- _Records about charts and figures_
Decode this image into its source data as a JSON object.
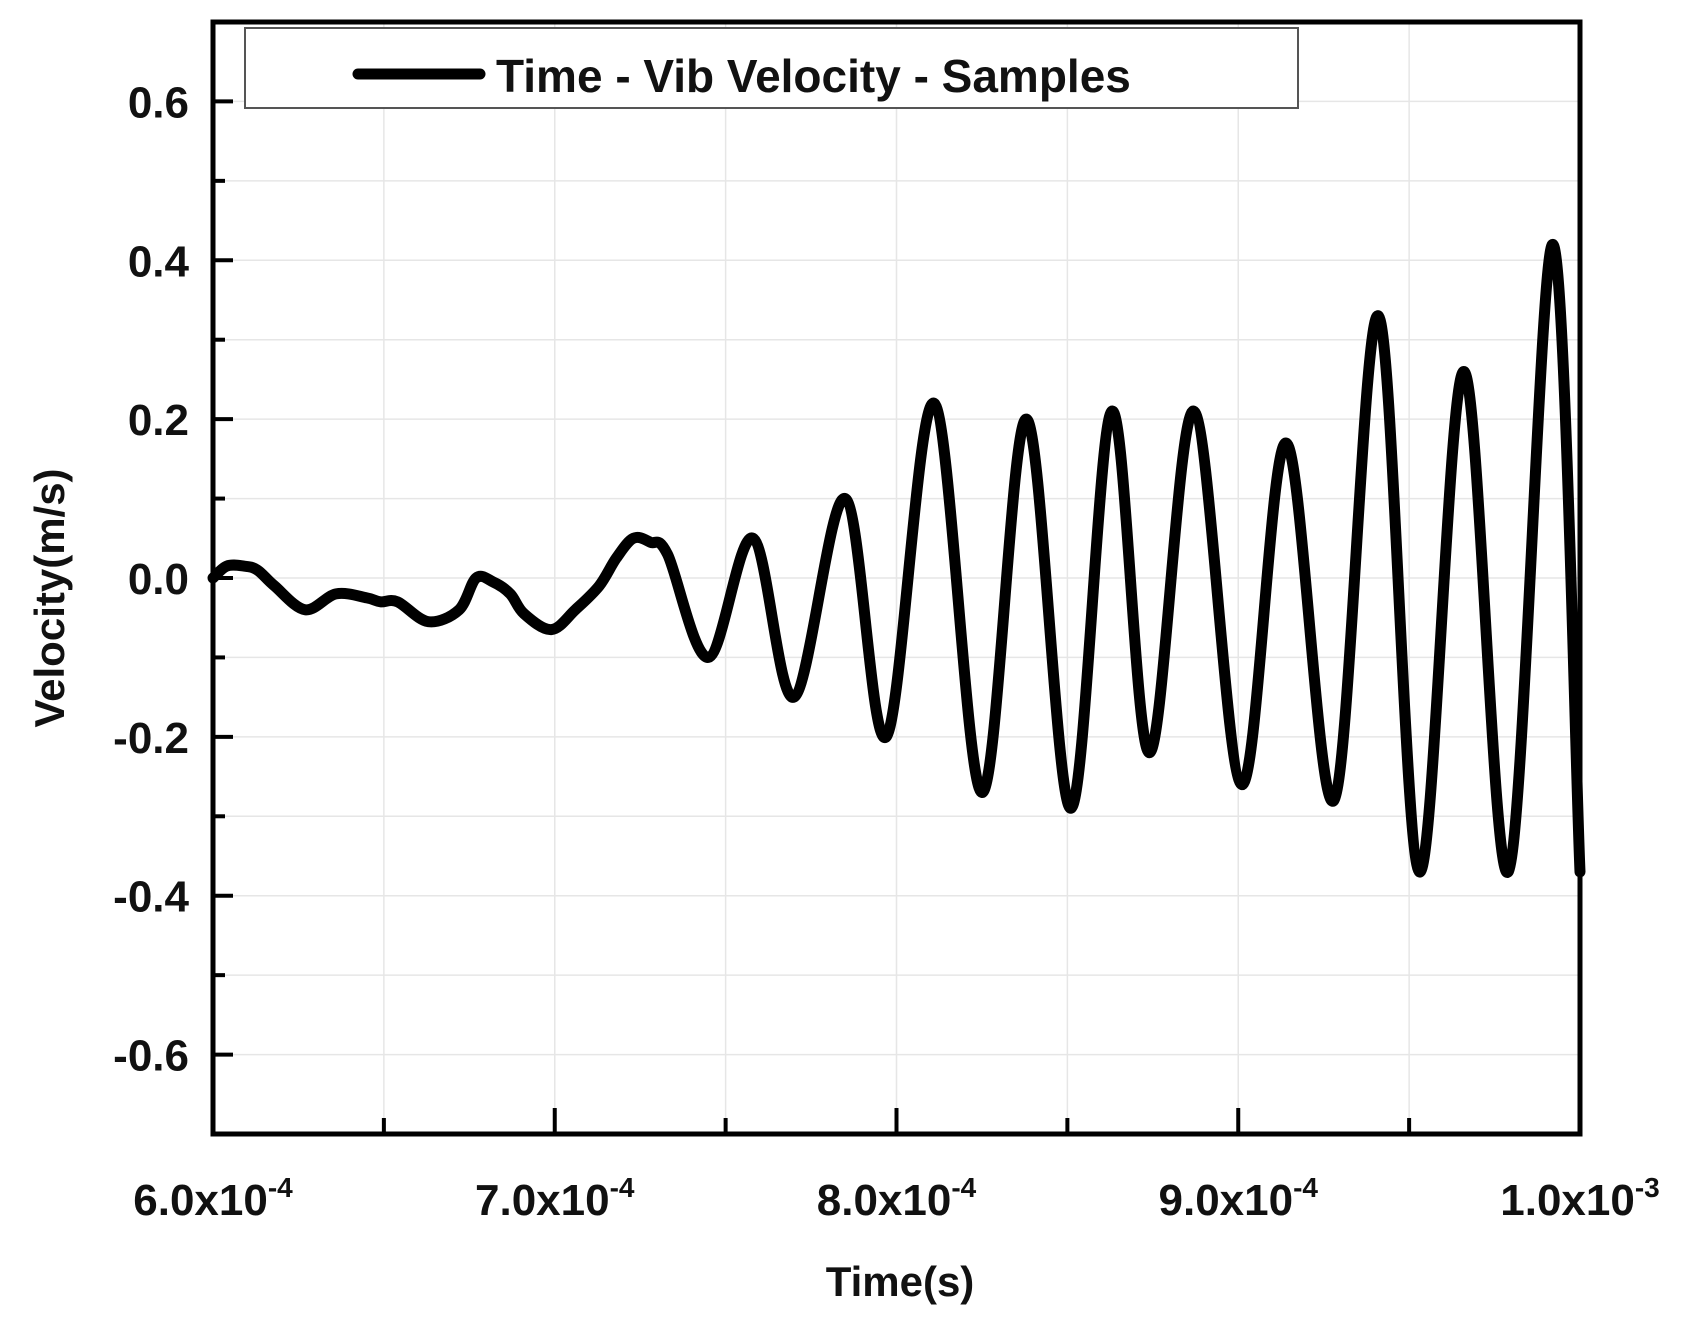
{
  "chart_data": {
    "type": "line",
    "title": "",
    "xlabel": "Time(s)",
    "ylabel": "Velocity(m/s)",
    "xlim": [
      0.0006,
      0.001
    ],
    "ylim": [
      -0.7,
      0.7
    ],
    "grid": true,
    "legend_position": "top",
    "x_ticks": [
      0.0006,
      0.0007,
      0.0008,
      0.0009,
      0.001
    ],
    "x_tick_labels": [
      {
        "mantissa": "6.0x10",
        "exp": "-4"
      },
      {
        "mantissa": "7.0x10",
        "exp": "-4"
      },
      {
        "mantissa": "8.0x10",
        "exp": "-4"
      },
      {
        "mantissa": "9.0x10",
        "exp": "-4"
      },
      {
        "mantissa": "1.0x10",
        "exp": "-3"
      }
    ],
    "y_ticks": [
      0.6,
      0.4,
      0.2,
      0.0,
      -0.2,
      -0.4,
      -0.6
    ],
    "y_tick_labels": [
      "0.6",
      "0.4",
      "0.2",
      "0.0",
      "-0.2",
      "-0.4",
      "-0.6"
    ],
    "series": [
      {
        "name": "Time - Vib Velocity - Samples",
        "color": "#000000",
        "x": [
          0.0006,
          0.000604,
          0.000609,
          0.000613,
          0.000618,
          0.000627,
          0.000636,
          0.000645,
          0.000649,
          0.000654,
          0.000663,
          0.000672,
          0.000677,
          0.000682,
          0.000687,
          0.000691,
          0.000699,
          0.000706,
          0.000713,
          0.000718,
          0.000723,
          0.000728,
          0.000733,
          0.000745,
          0.000758,
          0.00077,
          0.000785,
          0.000797,
          0.000811,
          0.000825,
          0.000838,
          0.000851,
          0.000863,
          0.000874,
          0.000887,
          0.000901,
          0.000914,
          0.000928,
          0.000941,
          0.000953,
          0.000966,
          0.000979,
          0.000992,
          0.001
        ],
        "y": [
          0.0,
          0.015,
          0.015,
          0.01,
          -0.01,
          -0.04,
          -0.02,
          -0.025,
          -0.03,
          -0.03,
          -0.055,
          -0.04,
          0.0,
          -0.005,
          -0.02,
          -0.045,
          -0.065,
          -0.04,
          -0.01,
          0.025,
          0.05,
          0.045,
          0.03,
          -0.1,
          0.05,
          -0.15,
          0.1,
          -0.2,
          0.22,
          -0.27,
          0.2,
          -0.29,
          0.21,
          -0.22,
          0.21,
          -0.26,
          0.17,
          -0.28,
          0.33,
          -0.37,
          0.26,
          -0.37,
          0.42,
          -0.37
        ]
      }
    ]
  }
}
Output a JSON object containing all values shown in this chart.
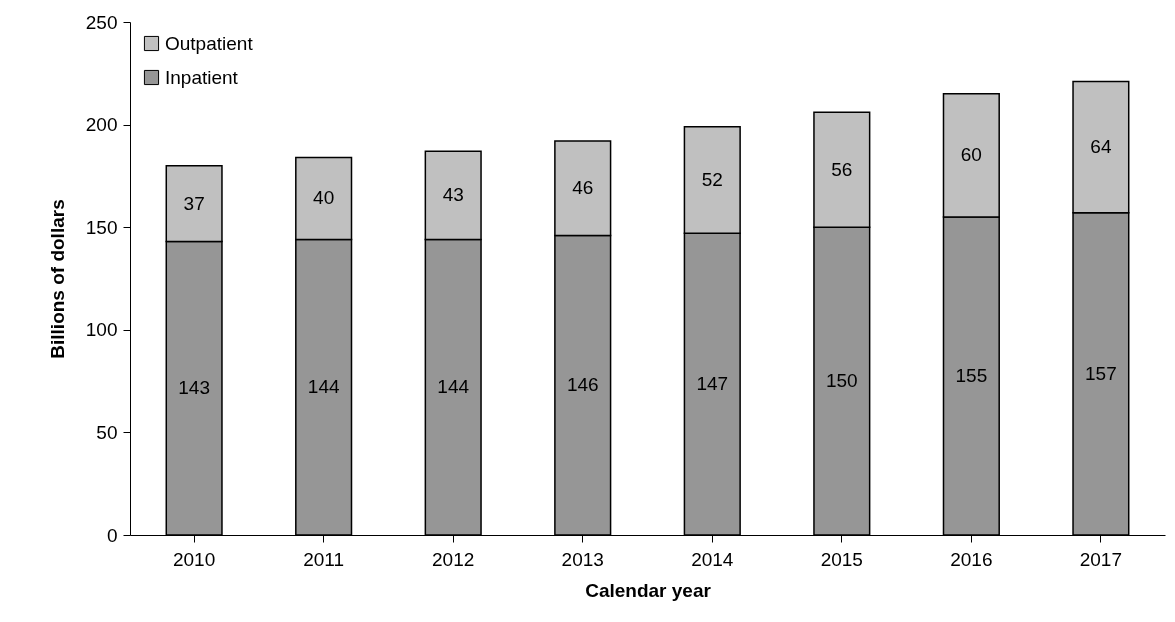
{
  "chart_data": {
    "type": "bar",
    "stacked": true,
    "xlabel": "Calendar year",
    "ylabel": "Billions of dollars",
    "categories": [
      "2010",
      "2011",
      "2012",
      "2013",
      "2014",
      "2015",
      "2016",
      "2017"
    ],
    "series": [
      {
        "name": "Inpatient",
        "color": "#969696",
        "values": [
          143,
          144,
          144,
          146,
          147,
          150,
          155,
          157
        ]
      },
      {
        "name": "Outpatient",
        "color": "#c0c0c0",
        "values": [
          37,
          40,
          43,
          46,
          52,
          56,
          60,
          64
        ]
      }
    ],
    "ylim": [
      0,
      250
    ],
    "yticks": [
      0,
      50,
      100,
      150,
      200,
      250
    ],
    "data_labels": true,
    "legend": "top left",
    "grid": false
  }
}
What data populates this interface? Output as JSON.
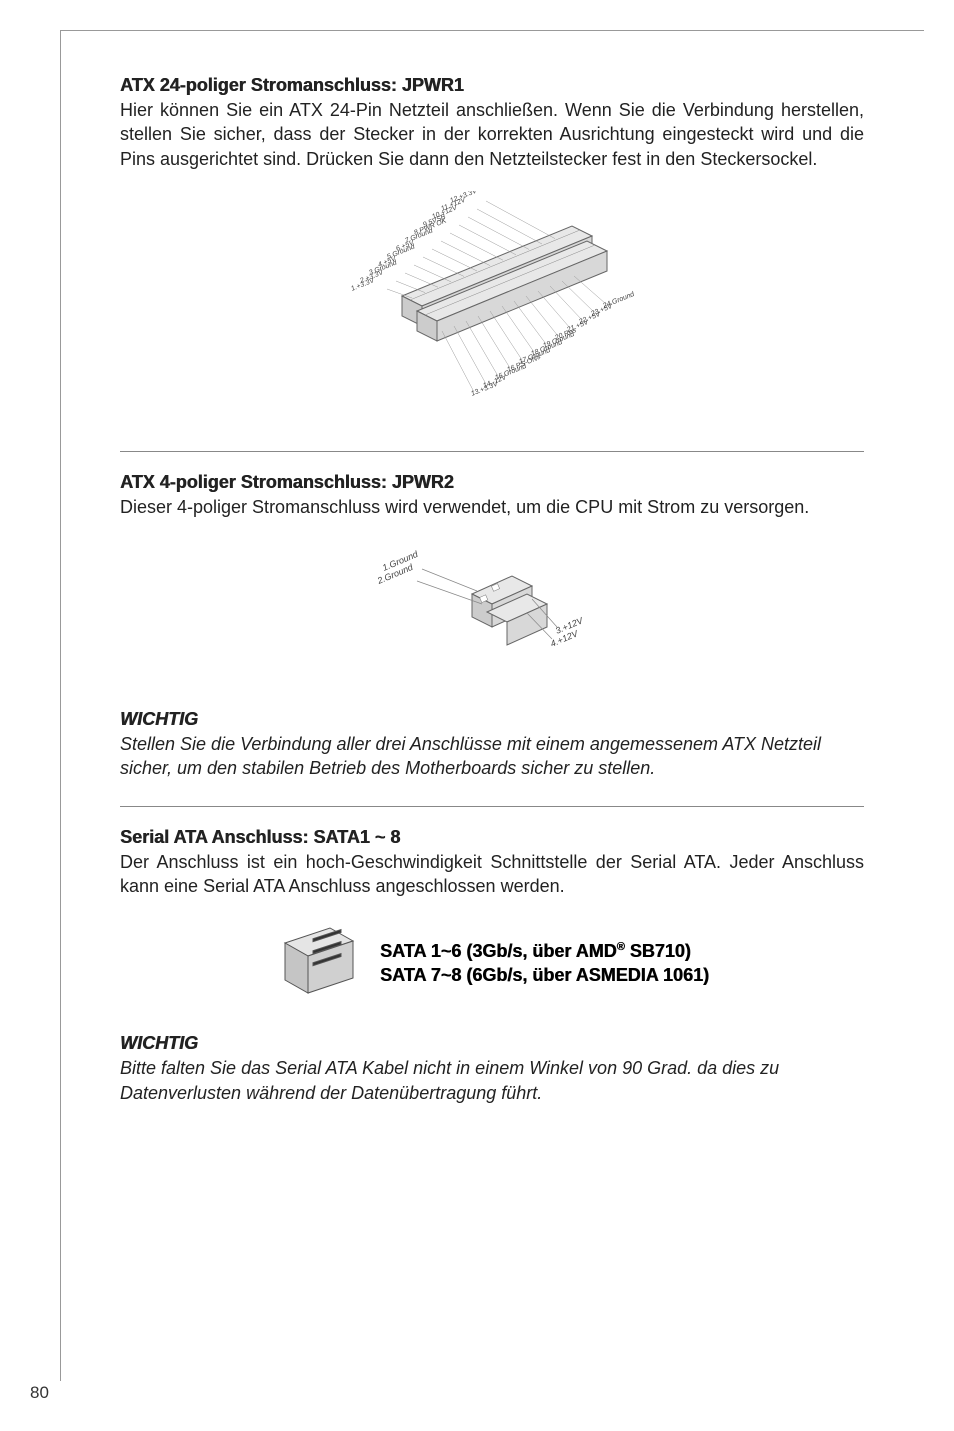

- _To do_
Leave the pictures out and print the records above exactly as they stand.

- _Written response_
Decode this image into its source data as a JSON object.
{
  "chart_data": {
    "type": "line",
    "title": "",
    "xlabel": "Time(s)",
    "ylabel": "Velocity(m/s)",
    "xlim": [
      0.0006,
      0.001
    ],
    "ylim": [
      -0.7,
      0.7
    ],
    "grid": true,
    "legend_position": "top",
    "x_ticks": [
      0.0006,
      0.0007,
      0.0008,
      0.0009,
      0.001
    ],
    "x_tick_labels": [
      {
        "mantissa": "6.0x10",
        "exp": "-4"
      },
      {
        "mantissa": "7.0x10",
        "exp": "-4"
      },
      {
        "mantissa": "8.0x10",
        "exp": "-4"
      },
      {
        "mantissa": "9.0x10",
        "exp": "-4"
      },
      {
        "mantissa": "1.0x10",
        "exp": "-3"
      }
    ],
    "y_ticks": [
      0.6,
      0.4,
      0.2,
      0.0,
      -0.2,
      -0.4,
      -0.6
    ],
    "y_tick_labels": [
      "0.6",
      "0.4",
      "0.2",
      "0.0",
      "-0.2",
      "-0.4",
      "-0.6"
    ],
    "series": [
      {
        "name": "Time - Vib Velocity - Samples",
        "color": "#000000",
        "x": [
          0.0006,
          0.000604,
          0.000609,
          0.000613,
          0.000618,
          0.000627,
          0.000636,
          0.000645,
          0.000649,
          0.000654,
          0.000663,
          0.000672,
          0.000677,
          0.000682,
          0.000687,
          0.000691,
          0.000699,
          0.000706,
          0.000713,
          0.000718,
          0.000723,
          0.000728,
          0.000733,
          0.000745,
          0.000758,
          0.00077,
          0.000785,
          0.000797,
          0.000811,
          0.000825,
          0.000838,
          0.000851,
          0.000863,
          0.000874,
          0.000887,
          0.000901,
          0.000914,
          0.000928,
          0.000941,
          0.000953,
          0.000966,
          0.000979,
          0.000992,
          0.001
        ],
        "y": [
          0.0,
          0.015,
          0.015,
          0.01,
          -0.01,
          -0.04,
          -0.02,
          -0.025,
          -0.03,
          -0.03,
          -0.055,
          -0.04,
          0.0,
          -0.005,
          -0.02,
          -0.045,
          -0.065,
          -0.04,
          -0.01,
          0.025,
          0.05,
          0.045,
          0.03,
          -0.1,
          0.05,
          -0.15,
          0.1,
          -0.2,
          0.22,
          -0.27,
          0.2,
          -0.29,
          0.21,
          -0.22,
          0.21,
          -0.26,
          0.17,
          -0.28,
          0.33,
          -0.37,
          0.26,
          -0.37,
          0.42,
          -0.37
        ]
      }
    ]
  }
}
Output a JSON object containing all values shown in this chart.
{
  "chart_data": {
    "type": "bar",
    "stacked": true,
    "xlabel": "Calendar year",
    "ylabel": "Billions of dollars",
    "categories": [
      "2010",
      "2011",
      "2012",
      "2013",
      "2014",
      "2015",
      "2016",
      "2017"
    ],
    "series": [
      {
        "name": "Inpatient",
        "color": "#969696",
        "values": [
          143,
          144,
          144,
          146,
          147,
          150,
          155,
          157
        ]
      },
      {
        "name": "Outpatient",
        "color": "#c0c0c0",
        "values": [
          37,
          40,
          43,
          46,
          52,
          56,
          60,
          64
        ]
      }
    ],
    "ylim": [
      0,
      250
    ],
    "yticks": [
      0,
      50,
      100,
      150,
      200,
      250
    ],
    "data_labels": true,
    "legend": "top left",
    "grid": false
  }
}
What data populates this interface? Output as JSON.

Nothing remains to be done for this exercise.